■ **MATERIAL PROVIDED**:
- - -
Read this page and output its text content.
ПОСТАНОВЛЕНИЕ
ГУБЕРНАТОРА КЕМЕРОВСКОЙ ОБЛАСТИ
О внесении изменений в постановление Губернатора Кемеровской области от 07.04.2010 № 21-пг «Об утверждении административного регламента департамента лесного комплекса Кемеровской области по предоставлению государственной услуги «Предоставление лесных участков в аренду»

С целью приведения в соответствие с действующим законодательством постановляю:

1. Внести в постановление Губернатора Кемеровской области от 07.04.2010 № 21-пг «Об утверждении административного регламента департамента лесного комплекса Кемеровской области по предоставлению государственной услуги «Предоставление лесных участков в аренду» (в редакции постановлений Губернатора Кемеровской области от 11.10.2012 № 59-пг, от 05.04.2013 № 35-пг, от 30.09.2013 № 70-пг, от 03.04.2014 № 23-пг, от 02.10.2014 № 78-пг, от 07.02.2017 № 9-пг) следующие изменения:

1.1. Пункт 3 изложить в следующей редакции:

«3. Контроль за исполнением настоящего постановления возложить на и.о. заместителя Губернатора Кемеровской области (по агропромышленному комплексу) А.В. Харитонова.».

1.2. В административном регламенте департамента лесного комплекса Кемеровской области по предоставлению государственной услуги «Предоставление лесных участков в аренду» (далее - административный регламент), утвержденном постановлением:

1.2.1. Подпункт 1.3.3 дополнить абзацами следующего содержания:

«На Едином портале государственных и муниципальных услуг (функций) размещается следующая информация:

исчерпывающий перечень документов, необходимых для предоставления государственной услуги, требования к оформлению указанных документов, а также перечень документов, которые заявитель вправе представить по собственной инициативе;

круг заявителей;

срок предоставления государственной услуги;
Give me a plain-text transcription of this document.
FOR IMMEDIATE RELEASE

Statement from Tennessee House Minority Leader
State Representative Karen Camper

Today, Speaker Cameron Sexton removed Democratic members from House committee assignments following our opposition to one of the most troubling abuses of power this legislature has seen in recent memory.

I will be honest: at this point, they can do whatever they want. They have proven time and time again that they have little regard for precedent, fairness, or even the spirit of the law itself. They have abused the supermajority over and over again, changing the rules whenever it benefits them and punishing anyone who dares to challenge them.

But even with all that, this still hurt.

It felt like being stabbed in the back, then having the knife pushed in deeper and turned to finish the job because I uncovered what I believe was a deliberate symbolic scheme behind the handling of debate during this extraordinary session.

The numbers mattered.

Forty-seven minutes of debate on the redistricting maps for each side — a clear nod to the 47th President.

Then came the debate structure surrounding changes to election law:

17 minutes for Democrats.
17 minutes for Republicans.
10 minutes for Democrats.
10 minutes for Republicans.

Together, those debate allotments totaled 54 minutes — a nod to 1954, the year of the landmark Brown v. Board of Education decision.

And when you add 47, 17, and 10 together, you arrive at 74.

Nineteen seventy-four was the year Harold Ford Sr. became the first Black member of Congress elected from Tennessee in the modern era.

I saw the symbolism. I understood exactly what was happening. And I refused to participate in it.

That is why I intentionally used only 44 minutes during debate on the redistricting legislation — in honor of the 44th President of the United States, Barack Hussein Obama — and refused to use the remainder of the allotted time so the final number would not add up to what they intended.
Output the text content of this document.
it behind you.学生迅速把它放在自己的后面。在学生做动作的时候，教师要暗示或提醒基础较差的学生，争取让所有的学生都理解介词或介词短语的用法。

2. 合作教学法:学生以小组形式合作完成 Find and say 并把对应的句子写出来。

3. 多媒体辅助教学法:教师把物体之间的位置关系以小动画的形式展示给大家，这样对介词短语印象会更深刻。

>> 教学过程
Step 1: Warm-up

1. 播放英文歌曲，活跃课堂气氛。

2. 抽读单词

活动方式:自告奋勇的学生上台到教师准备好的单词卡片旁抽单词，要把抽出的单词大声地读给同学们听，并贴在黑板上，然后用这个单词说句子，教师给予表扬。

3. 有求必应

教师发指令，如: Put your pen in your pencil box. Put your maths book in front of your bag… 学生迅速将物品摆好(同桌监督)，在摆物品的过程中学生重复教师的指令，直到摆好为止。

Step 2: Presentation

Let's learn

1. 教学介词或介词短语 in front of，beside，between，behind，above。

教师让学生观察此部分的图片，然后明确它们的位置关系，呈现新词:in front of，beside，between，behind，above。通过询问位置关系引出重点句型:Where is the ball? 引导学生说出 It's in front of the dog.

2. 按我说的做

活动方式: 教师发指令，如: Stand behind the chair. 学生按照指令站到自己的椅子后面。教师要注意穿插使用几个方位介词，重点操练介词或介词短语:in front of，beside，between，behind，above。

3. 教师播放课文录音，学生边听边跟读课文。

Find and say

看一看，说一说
- - -
Among the lines above, how many contain the string "предоставления"? State the number alone.

■ **RESULT OF THIS EXERCISE**: 2